▶ **Your instructions**
Return every line of the records below verbatim, leaving out the pictures.

▶ **Excerpted records**
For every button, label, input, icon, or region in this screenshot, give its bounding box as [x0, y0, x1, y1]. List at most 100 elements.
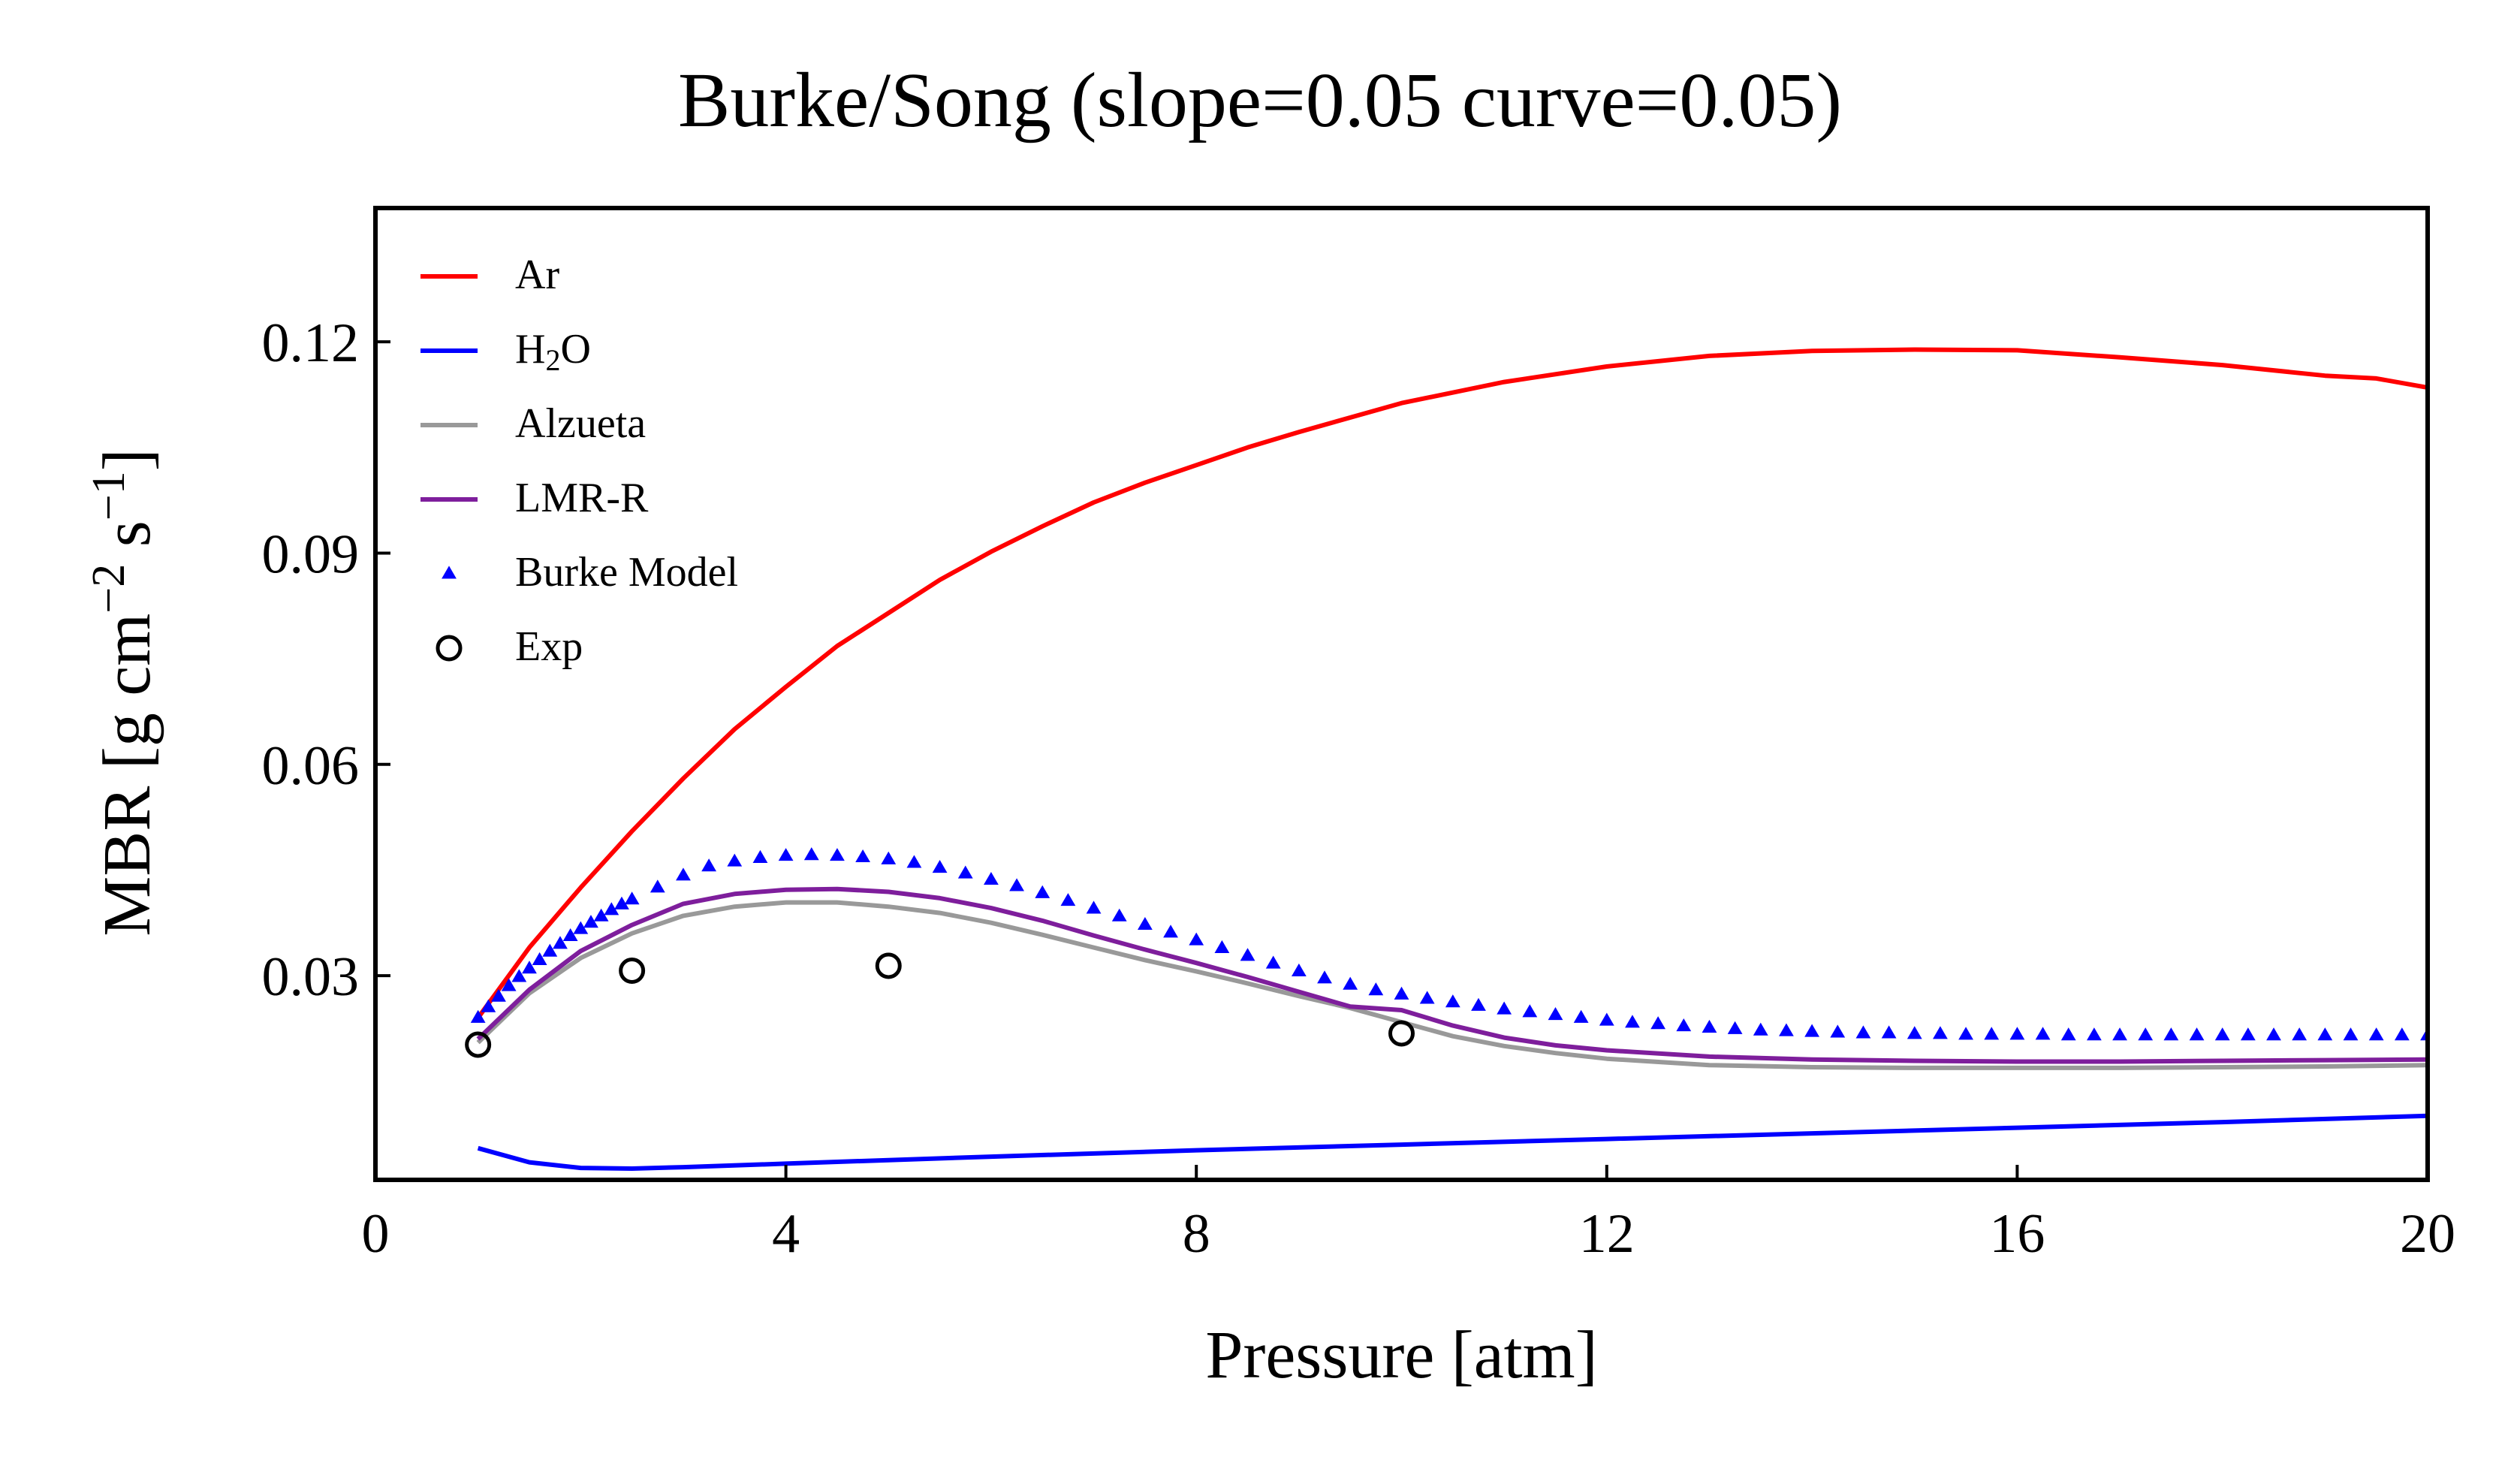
data-point-triangle: [562, 928, 578, 942]
data-point-triangle: [881, 851, 897, 864]
series-h-o: [477, 1113, 2428, 1171]
data-point-triangle: [701, 858, 717, 872]
data-point-triangle: [2009, 1027, 2025, 1040]
data-point-triangle: [604, 902, 619, 915]
data-point-circle: [1388, 1020, 1415, 1047]
data-point-triangle: [1804, 1024, 1819, 1037]
legend-label-lmr-r: LMR-R: [515, 475, 649, 521]
data-point-triangle: [2368, 1027, 2384, 1041]
series-alzueta: [476, 900, 2428, 1070]
legend-swatch-burke-model: [442, 566, 457, 579]
data-point-circle: [875, 952, 902, 979]
data-point-triangle: [830, 848, 845, 861]
series-lmr-r: [476, 886, 2428, 1064]
data-point-triangle: [501, 978, 517, 991]
data-point-triangle: [553, 936, 568, 949]
data-point-triangle: [1060, 893, 1076, 906]
data-point-triangle: [2292, 1027, 2307, 1041]
data-point-triangle: [1471, 997, 1486, 1011]
x-tick-label: 16: [1989, 1203, 2045, 1265]
x-tick-label: 20: [2400, 1203, 2455, 1265]
data-point-triangle: [1933, 1026, 1948, 1039]
data-point-circle: [619, 958, 646, 985]
data-point-triangle: [2266, 1027, 2281, 1041]
data-point-triangle: [1984, 1027, 2000, 1040]
axes-layer: 0 4 8 12 16 20 0.03 0.06 0.09 0.12: [262, 206, 2455, 1265]
y-tick-label: 0.03: [262, 946, 360, 1008]
chart-title: Burke/Song (slope=0.05 curve=0.05): [678, 57, 1842, 143]
data-point-triangle: [1086, 900, 1102, 914]
data-point-triangle: [1907, 1026, 1922, 1039]
legend: [421, 274, 478, 662]
data-point-triangle: [2163, 1027, 2179, 1041]
data-point-triangle: [778, 848, 794, 861]
data-point-triangle: [1137, 916, 1153, 931]
data-point-triangle: [1163, 925, 1178, 938]
data-point-triangle: [583, 915, 598, 928]
x-axis-label: Pressure [atm]: [1205, 1318, 1598, 1392]
data-point-triangle: [1394, 986, 1409, 1000]
data-point-triangle: [1343, 976, 1358, 990]
plot-frame: [373, 206, 2430, 1182]
data-point-triangle: [2343, 1027, 2359, 1041]
series-line-h-o: [477, 1113, 2428, 1171]
data-point-triangle: [1753, 1022, 1768, 1036]
data-point-triangle: [906, 855, 922, 868]
series-ar: [476, 347, 2428, 1020]
data-point-triangle: [957, 865, 973, 879]
data-point-triangle: [1650, 1016, 1666, 1030]
y-tick-label: 0.12: [262, 312, 360, 374]
data-point-triangle: [1779, 1023, 1794, 1036]
data-point-triangle: [1727, 1021, 1743, 1034]
legend-label-exp: Exp: [515, 623, 583, 670]
data-point-triangle: [1573, 1009, 1589, 1023]
data-point-triangle: [2214, 1027, 2230, 1041]
legend-label-ar: Ar: [515, 252, 560, 298]
legend-label-h-o: H2O: [515, 326, 591, 377]
data-point-triangle: [491, 988, 506, 1002]
data-point-triangle: [614, 896, 629, 909]
x-tick-label: 4: [772, 1203, 800, 1265]
data-point-triangle: [1111, 908, 1127, 922]
series-layer: [465, 347, 2428, 1171]
series-line-alzueta: [476, 900, 2428, 1070]
data-point-triangle: [2112, 1027, 2127, 1041]
data-point-triangle: [1240, 948, 1255, 961]
data-point-triangle: [650, 879, 665, 893]
data-point-triangle: [752, 849, 768, 863]
data-point-triangle: [1548, 1006, 1563, 1021]
data-point-triangle: [1214, 940, 1230, 954]
data-point-triangle: [532, 952, 547, 965]
data-point-triangle: [1009, 878, 1024, 891]
data-point-triangle: [1419, 991, 1435, 1004]
data-point-triangle: [542, 943, 558, 957]
data-point-triangle: [2240, 1027, 2256, 1041]
series-burke-model: [470, 847, 2428, 1041]
data-point-triangle: [1291, 963, 1307, 976]
data-point-triangle: [1522, 1004, 1538, 1018]
data-point-triangle: [1599, 1012, 1614, 1026]
y-tick-label: 0.06: [262, 735, 360, 797]
data-point-triangle: [855, 849, 870, 863]
data-point-triangle: [1317, 970, 1332, 984]
data-point-triangle: [2189, 1027, 2205, 1041]
data-point-triangle: [522, 961, 537, 974]
data-point-triangle: [2394, 1027, 2410, 1041]
data-point-triangle: [1368, 982, 1384, 996]
data-point-triangle: [1445, 994, 1460, 1008]
data-point-triangle: [573, 921, 589, 934]
legend-swatch-exp: [436, 635, 463, 662]
x-tick-label: 12: [1579, 1203, 1635, 1265]
data-point-triangle: [1265, 955, 1281, 969]
data-point-triangle: [727, 853, 743, 867]
legend-label-burke-model: Burke Model: [515, 549, 739, 596]
data-point-triangle: [2317, 1027, 2333, 1041]
data-point-triangle: [481, 999, 496, 1012]
x-tick-label: 8: [1183, 1203, 1210, 1265]
data-point-triangle: [984, 871, 999, 885]
data-point-circle: [465, 1031, 492, 1058]
data-point-triangle: [1625, 1015, 1640, 1028]
legend-label-alzueta: Alzueta: [515, 400, 647, 447]
data-point-triangle: [1958, 1027, 1973, 1040]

▶ **Answer to this exercise**
For every button, label, input, icon, or region in this screenshot, give its bounding box as [x0, y0, x1, y1]. List at most 100 elements.
data-point-triangle: [562, 928, 578, 942]
data-point-triangle: [881, 851, 897, 864]
series-h-o: [477, 1113, 2428, 1171]
data-point-triangle: [701, 858, 717, 872]
data-point-triangle: [2009, 1027, 2025, 1040]
data-point-triangle: [604, 902, 619, 915]
data-point-circle: [1388, 1020, 1415, 1047]
data-point-triangle: [1804, 1024, 1819, 1037]
legend-label-lmr-r: LMR-R: [515, 475, 649, 521]
data-point-triangle: [2368, 1027, 2384, 1041]
series-alzueta: [476, 900, 2428, 1070]
legend-swatch-burke-model: [442, 566, 457, 579]
data-point-circle: [875, 952, 902, 979]
data-point-triangle: [830, 848, 845, 861]
series-lmr-r: [476, 886, 2428, 1064]
data-point-triangle: [501, 978, 517, 991]
data-point-triangle: [553, 936, 568, 949]
data-point-triangle: [1060, 893, 1076, 906]
data-point-triangle: [2292, 1027, 2307, 1041]
data-point-triangle: [1471, 997, 1486, 1011]
x-tick-label: 16: [1989, 1203, 2045, 1265]
x-tick-label: 20: [2400, 1203, 2455, 1265]
data-point-triangle: [1933, 1026, 1948, 1039]
data-point-circle: [619, 958, 646, 985]
data-point-triangle: [2266, 1027, 2281, 1041]
data-point-triangle: [1984, 1027, 2000, 1040]
axes-layer: 0 4 8 12 16 20 0.03 0.06 0.09 0.12: [262, 206, 2455, 1265]
y-tick-label: 0.03: [262, 946, 360, 1008]
chart-title: Burke/Song (slope=0.05 curve=0.05): [678, 57, 1842, 143]
data-point-triangle: [1086, 900, 1102, 914]
data-point-triangle: [1907, 1026, 1922, 1039]
legend: [421, 274, 478, 662]
data-point-triangle: [2163, 1027, 2179, 1041]
data-point-triangle: [778, 848, 794, 861]
data-point-triangle: [1137, 916, 1153, 931]
data-point-triangle: [1163, 925, 1178, 938]
data-point-triangle: [583, 915, 598, 928]
x-axis-label: Pressure [atm]: [1205, 1318, 1598, 1392]
data-point-triangle: [1394, 986, 1409, 1000]
data-point-triangle: [1343, 976, 1358, 990]
plot-frame: [373, 206, 2430, 1182]
data-point-triangle: [2343, 1027, 2359, 1041]
series-line-h-o: [477, 1113, 2428, 1171]
data-point-triangle: [1753, 1022, 1768, 1036]
data-point-triangle: [906, 855, 922, 868]
series-ar: [476, 347, 2428, 1020]
data-point-triangle: [957, 865, 973, 879]
data-point-triangle: [1650, 1016, 1666, 1030]
y-tick-label: 0.12: [262, 312, 360, 374]
data-point-triangle: [1779, 1023, 1794, 1036]
data-point-triangle: [1727, 1021, 1743, 1034]
legend-label-exp: Exp: [515, 623, 583, 670]
data-point-triangle: [1573, 1009, 1589, 1023]
data-point-triangle: [2214, 1027, 2230, 1041]
legend-label-ar: Ar: [515, 252, 560, 298]
legend-label-h-o: H2O: [515, 326, 591, 377]
data-point-triangle: [491, 988, 506, 1002]
data-point-triangle: [614, 896, 629, 909]
x-tick-label: 4: [772, 1203, 800, 1265]
data-point-triangle: [1111, 908, 1127, 922]
series-layer: [465, 347, 2428, 1171]
series-line-alzueta: [476, 900, 2428, 1070]
data-point-triangle: [2112, 1027, 2127, 1041]
data-point-triangle: [1240, 948, 1255, 961]
data-point-triangle: [650, 879, 665, 893]
data-point-triangle: [752, 849, 768, 863]
data-point-triangle: [1548, 1006, 1563, 1021]
data-point-triangle: [1214, 940, 1230, 954]
data-point-triangle: [532, 952, 547, 965]
data-point-triangle: [1009, 878, 1024, 891]
data-point-triangle: [1419, 991, 1435, 1004]
data-point-triangle: [542, 943, 558, 957]
data-point-triangle: [2240, 1027, 2256, 1041]
series-burke-model: [470, 847, 2428, 1041]
data-point-triangle: [1291, 963, 1307, 976]
data-point-triangle: [1522, 1004, 1538, 1018]
data-point-triangle: [1599, 1012, 1614, 1026]
y-tick-label: 0.06: [262, 735, 360, 797]
data-point-triangle: [855, 849, 870, 863]
data-point-triangle: [1317, 970, 1332, 984]
data-point-triangle: [2189, 1027, 2205, 1041]
data-point-triangle: [522, 961, 537, 974]
data-point-triangle: [2394, 1027, 2410, 1041]
data-point-triangle: [1368, 982, 1384, 996]
data-point-triangle: [1445, 994, 1460, 1008]
data-point-triangle: [573, 921, 589, 934]
legend-swatch-exp: [436, 635, 463, 662]
x-tick-label: 12: [1579, 1203, 1635, 1265]
data-point-triangle: [1265, 955, 1281, 969]
data-point-triangle: [727, 853, 743, 867]
legend-label-burke-model: Burke Model: [515, 549, 739, 596]
data-point-triangle: [2317, 1027, 2333, 1041]
data-point-triangle: [481, 999, 496, 1012]
x-tick-label: 8: [1183, 1203, 1210, 1265]
data-point-triangle: [984, 871, 999, 885]
data-point-circle: [465, 1031, 492, 1058]
data-point-triangle: [1625, 1015, 1640, 1028]
legend-label-alzueta: Alzueta: [515, 400, 647, 447]
data-point-triangle: [1958, 1027, 1973, 1040]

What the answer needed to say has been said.